# [Texte d'exercice]
────────
Kellian un apprenti très investi

Kellian un apprenti très investi

Certains apprentis en BTS alternance à l’EBTP ont des parcours atypiques. Celui de Kellian Gaudry fait partie d’un particularisme singulier : coupler un BTS Bâtiment en alternance avec le compagnonnage. Une envie d’entreprendre qui ne se dément pas dans le texte.

Kellian, comment avez-vous eu envie de faire un double cursus ?

Après la troisième au Lycée ST Charles, j’ai intégré le lycée des compagnons nommé IEF-CTF (institue Européen de Formation des Compagnons du Tours de France) dans le Jura. J’ai découvert par ce biais, une multitude de possibilités, de métiers dispensés. J’ai donc passé un Bac IPB (Intervention sur le patrimoine Bâti) en spécialité maçonnerie avec en options charpente et de la couverture, obtenu au bout de trois ans. Au bout de la deuxième année de mon baccalauréat, j’ai eu la possibilité de passer un diplôme intermédiaire : CAP maçon. Aujourd’hui, je me présente à L’EBTP Claude Nicolas Ledoux de Vincennes pour réaliser un BTS Bâtiment en alternance, associé à une première année chez les compagnons du tour de France ou le siège compagnonnique se situe à la Villette.

Comment s’est proposé à vous ce choix ?

J’ai toujours été élevé dans une famille qui privilégient les valeurs du travail, de l’engagement. Ne jamais laisser de temps mort dans l’apprentissage et continuer à entreprendre quoi qu’il arrive. C’est moi-même au préalable qui ai désiré prendre de la distance avec mon lieu de naissance pour cette nouvelle aventure à Vincennes. Je loge dans ma seconde école des compagnons au 161 avenue Jean Jaurès à la Villette (Paris 75019) où le reste du temps, je travaille et suis des cours spécifiques. Les jeunes tels que moi, partagent une chambre aménagée. Tout le confort nécessaire est présent pour être au plus près de mon projet professionnel.

Pouvez-vous nous décrire une journée de travail dans la période, où vous êtes à la fois à l’EBTP et chez les compagnons ?
────────
# [Données fournies]
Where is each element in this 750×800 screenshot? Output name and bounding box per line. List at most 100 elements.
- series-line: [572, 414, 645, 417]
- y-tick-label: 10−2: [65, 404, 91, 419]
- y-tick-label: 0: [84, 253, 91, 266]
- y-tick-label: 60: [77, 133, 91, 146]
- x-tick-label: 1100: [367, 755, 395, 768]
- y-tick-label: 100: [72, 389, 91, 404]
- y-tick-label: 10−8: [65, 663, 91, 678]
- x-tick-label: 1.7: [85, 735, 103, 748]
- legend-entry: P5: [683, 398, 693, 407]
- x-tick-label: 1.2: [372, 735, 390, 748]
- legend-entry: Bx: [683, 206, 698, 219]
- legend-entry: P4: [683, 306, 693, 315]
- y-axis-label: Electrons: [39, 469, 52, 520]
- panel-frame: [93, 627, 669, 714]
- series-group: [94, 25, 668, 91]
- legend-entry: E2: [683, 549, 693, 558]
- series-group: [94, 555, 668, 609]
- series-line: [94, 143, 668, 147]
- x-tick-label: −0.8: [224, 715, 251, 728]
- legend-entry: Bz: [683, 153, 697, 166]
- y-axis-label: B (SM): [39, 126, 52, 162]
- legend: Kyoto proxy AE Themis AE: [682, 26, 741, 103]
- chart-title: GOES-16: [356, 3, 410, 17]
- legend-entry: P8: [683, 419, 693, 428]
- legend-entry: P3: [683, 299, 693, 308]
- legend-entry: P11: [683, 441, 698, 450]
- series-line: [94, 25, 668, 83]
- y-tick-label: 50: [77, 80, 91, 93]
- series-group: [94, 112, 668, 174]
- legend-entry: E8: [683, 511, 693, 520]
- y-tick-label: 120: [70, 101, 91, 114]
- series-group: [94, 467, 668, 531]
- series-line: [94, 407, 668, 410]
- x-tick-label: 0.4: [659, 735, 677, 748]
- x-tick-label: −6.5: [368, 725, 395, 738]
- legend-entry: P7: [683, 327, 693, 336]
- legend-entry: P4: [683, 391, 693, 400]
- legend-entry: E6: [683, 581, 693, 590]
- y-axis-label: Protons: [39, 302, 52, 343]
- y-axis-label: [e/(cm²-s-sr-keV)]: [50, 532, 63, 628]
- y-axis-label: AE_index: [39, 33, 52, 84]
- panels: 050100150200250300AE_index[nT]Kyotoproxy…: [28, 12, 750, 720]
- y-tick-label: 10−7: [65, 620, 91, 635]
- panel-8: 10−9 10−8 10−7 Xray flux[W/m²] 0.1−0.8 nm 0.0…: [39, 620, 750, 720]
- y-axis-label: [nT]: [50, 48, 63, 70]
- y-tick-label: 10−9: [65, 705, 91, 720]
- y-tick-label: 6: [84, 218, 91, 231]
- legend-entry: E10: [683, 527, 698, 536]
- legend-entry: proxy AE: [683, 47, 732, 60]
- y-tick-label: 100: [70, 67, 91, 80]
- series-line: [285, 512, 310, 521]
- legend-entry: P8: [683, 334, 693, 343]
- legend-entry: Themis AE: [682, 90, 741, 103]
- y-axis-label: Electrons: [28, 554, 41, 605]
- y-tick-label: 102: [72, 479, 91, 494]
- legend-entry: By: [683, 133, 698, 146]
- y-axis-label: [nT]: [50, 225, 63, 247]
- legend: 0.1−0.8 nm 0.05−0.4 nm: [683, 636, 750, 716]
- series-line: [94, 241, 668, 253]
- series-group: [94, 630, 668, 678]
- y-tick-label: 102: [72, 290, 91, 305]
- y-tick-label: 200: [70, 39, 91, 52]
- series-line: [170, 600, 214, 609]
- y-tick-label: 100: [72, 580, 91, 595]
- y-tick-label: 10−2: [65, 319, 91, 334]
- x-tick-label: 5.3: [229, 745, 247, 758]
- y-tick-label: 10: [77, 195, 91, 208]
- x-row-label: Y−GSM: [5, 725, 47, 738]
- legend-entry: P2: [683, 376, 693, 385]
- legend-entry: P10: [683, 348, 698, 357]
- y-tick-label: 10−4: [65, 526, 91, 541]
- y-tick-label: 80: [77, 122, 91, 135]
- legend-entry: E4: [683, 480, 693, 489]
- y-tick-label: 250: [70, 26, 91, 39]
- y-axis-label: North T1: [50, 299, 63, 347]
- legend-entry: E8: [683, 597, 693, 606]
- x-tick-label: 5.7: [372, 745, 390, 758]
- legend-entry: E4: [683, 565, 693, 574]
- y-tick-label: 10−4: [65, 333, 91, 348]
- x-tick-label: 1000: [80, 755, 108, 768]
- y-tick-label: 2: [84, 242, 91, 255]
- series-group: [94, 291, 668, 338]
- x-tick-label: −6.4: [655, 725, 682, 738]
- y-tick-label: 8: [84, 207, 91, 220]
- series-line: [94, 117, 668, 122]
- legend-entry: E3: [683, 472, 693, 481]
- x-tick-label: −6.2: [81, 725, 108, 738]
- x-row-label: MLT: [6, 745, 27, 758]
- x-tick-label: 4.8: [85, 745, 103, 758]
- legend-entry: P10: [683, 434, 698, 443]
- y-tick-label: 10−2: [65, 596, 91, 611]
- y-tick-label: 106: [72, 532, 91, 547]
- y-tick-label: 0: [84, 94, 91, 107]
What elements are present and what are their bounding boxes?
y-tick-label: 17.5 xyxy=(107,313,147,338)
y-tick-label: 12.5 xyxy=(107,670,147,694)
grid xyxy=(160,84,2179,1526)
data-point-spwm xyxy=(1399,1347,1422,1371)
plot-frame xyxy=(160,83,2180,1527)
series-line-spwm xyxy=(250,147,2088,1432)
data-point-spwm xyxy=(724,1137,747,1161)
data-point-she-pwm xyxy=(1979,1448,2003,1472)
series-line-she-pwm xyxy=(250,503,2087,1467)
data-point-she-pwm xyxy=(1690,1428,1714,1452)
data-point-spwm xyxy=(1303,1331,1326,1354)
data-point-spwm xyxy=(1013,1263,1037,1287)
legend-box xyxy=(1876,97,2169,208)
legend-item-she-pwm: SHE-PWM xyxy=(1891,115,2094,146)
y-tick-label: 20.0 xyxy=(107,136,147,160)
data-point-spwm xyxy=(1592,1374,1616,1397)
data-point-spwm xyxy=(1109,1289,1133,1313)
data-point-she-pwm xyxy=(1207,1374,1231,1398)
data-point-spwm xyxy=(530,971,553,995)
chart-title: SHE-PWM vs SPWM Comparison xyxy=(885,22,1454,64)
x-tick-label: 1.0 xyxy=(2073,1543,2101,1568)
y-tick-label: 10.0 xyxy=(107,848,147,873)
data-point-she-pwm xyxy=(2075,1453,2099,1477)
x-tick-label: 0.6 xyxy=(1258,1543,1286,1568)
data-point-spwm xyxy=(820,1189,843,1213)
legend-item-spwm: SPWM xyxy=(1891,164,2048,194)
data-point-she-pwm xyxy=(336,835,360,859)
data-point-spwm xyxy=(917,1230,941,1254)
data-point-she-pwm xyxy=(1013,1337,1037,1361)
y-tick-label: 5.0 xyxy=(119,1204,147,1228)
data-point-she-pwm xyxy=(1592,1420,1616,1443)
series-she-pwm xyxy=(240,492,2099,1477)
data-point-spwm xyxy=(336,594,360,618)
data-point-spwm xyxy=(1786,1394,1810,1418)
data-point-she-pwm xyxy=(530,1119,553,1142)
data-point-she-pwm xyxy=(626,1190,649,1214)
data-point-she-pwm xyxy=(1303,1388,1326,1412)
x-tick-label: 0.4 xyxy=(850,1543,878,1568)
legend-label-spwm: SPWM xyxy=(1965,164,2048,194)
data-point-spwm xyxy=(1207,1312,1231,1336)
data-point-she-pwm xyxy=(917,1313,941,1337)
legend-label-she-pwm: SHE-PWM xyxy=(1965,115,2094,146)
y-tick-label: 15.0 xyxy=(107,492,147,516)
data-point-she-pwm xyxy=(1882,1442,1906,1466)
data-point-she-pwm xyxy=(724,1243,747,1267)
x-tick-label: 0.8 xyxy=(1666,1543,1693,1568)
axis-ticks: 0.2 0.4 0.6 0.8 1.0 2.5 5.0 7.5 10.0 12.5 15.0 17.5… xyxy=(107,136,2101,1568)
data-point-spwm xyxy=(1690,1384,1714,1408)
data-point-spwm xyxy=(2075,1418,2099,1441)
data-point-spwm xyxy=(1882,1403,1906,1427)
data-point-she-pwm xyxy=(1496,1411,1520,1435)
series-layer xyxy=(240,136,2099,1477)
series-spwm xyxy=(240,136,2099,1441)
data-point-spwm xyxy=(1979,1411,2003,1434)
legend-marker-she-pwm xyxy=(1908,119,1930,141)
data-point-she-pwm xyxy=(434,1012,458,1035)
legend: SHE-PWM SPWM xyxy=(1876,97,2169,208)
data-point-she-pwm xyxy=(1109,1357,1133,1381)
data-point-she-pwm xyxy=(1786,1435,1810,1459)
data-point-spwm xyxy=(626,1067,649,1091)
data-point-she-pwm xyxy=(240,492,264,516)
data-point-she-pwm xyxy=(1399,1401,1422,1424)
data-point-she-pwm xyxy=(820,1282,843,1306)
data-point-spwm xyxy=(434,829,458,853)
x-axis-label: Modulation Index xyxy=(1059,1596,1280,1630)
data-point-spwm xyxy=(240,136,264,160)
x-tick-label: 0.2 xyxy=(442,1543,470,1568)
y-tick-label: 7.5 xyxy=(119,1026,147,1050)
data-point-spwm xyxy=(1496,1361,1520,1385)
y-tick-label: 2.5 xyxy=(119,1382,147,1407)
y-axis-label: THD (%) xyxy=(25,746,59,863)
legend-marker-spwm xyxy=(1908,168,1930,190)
────────
# [À faire]
**1)** Recopiez dans l'entretien avec Kellian tout le passage qui va de « Comment s’est proposé » jusqu'à « mon projet professionnel. ».
**2)** Prolongez l'entretien avec Kellian à la suite de sa dernière phrase.

# [Réponses numérotées]
**1)**
Comment s’est proposé à vous ce choix ?

J’ai toujours été élevé dans une famille qui privilégient les valeurs du travail, de l’engagement. Ne jamais laisser de temps mort dans l’apprentissage et continuer à entreprendre quoi qu’il arrive. C’est moi-même au préalable qui ai désiré prendre de la distance avec mon lieu de naissance pour cette nouvelle aventure à Vincennes. Je loge dans ma seconde école des compagnons au 161 avenue Jean Jaurès à la Villette (Paris 75019) où le reste du temps, je travaille et suis des cours spécifiques. Les jeunes tels que moi, partagent une chambre aménagée. Tout le confort nécessaire est présent pour être au plus près de mon projet professionnel.

**2)**
J’aime prendre des cours dans les deux établissements : Le matin, je me lève tôt, me prépare et prend mon petit déjeuné avec les autres jeunes. Par la suite, je viens prendre mes cours à l’EBTP. En rentrant le soir, je dine à 19h00 en costume propre (Chemise, cravate et veste). Puis, ce sont les cours spécifiques qui commencent à 20h et qui finissent à 22h. Et après 22h, dès que l’on a du temps et c’est dans ce lieu où l’on doit réaliser notre maquette. Ce sont des phases réglées pour apprendre de nouvelles pratiques sur le terrain, en tracé, en organisation et gestion de chantier etc… Ces rythmes sont importants, mais le fait de ne pas avoir temps morts favorise la progression.

Vous travaillez aussi chez un patron ?

Bien entendu, mon contrat d’apprentissage m’engage à respecter ce paramètre. Ce sont les compagnons qui nous trouvent les embauches.

En tant que postulant-compagnon, vous avez un règlement de vie à respecter ?

Bien sûr ! Les règles de vies en commun sont strictes et permettent de nous transmettre le respect et la rigueur. Nous avons un système d’amendes si nous rompons la politesse orale, ou si nous ne respectons pas les membres de la confrérie (20 centimes par manquement). Il en est aussi de celles qui peuvent surprendre : nous avons une reprise en main, si nous ne nous tutoyons pas. Chaque compagnon doit être tutoyé, sauf la mère des compagnons qui est la seule personne qui doit être vouvoyé.

Comment se définissent les échelons à gravir au sein des compagnons ?

Nous avons un parcours de six ans au minimum à réaliser. Avec une maquette spécifique que nous devons réaliser chaque année. Notre statut change aussi. Nous sommes des « lapins », puis nous devenons « jeunes », « jeunes hommes », « compagnons », « compagnons finis » et « compagnon / réception de mère ». L’ascension est la fête de rendu de maquette pour la société des compagnons maçons. Un banquet vient clore cet état de fait.

Avez-vous déjà quelques titres de gloires à votre actif ?

Oui. J’ai obtenu la médaille d’argent au concours du MAF (meilleur apprenti de France, région bourgogne /Franche – Comté). Il y a aussi dans les possibilités le MOF (meilleur ouvrier de France) ou les olympiades.

Qu’est-ce que nous pouvons vous souhaiter pour la suite ?

Je pense que je n’arrêterai jamais d’être curieux de connaissances. Devenir quelqu’un de sérieux et appliqué dans mon métier, solidaire avec les autres professionnels. Je crois que cela peut prendre, parfois, toute une vie.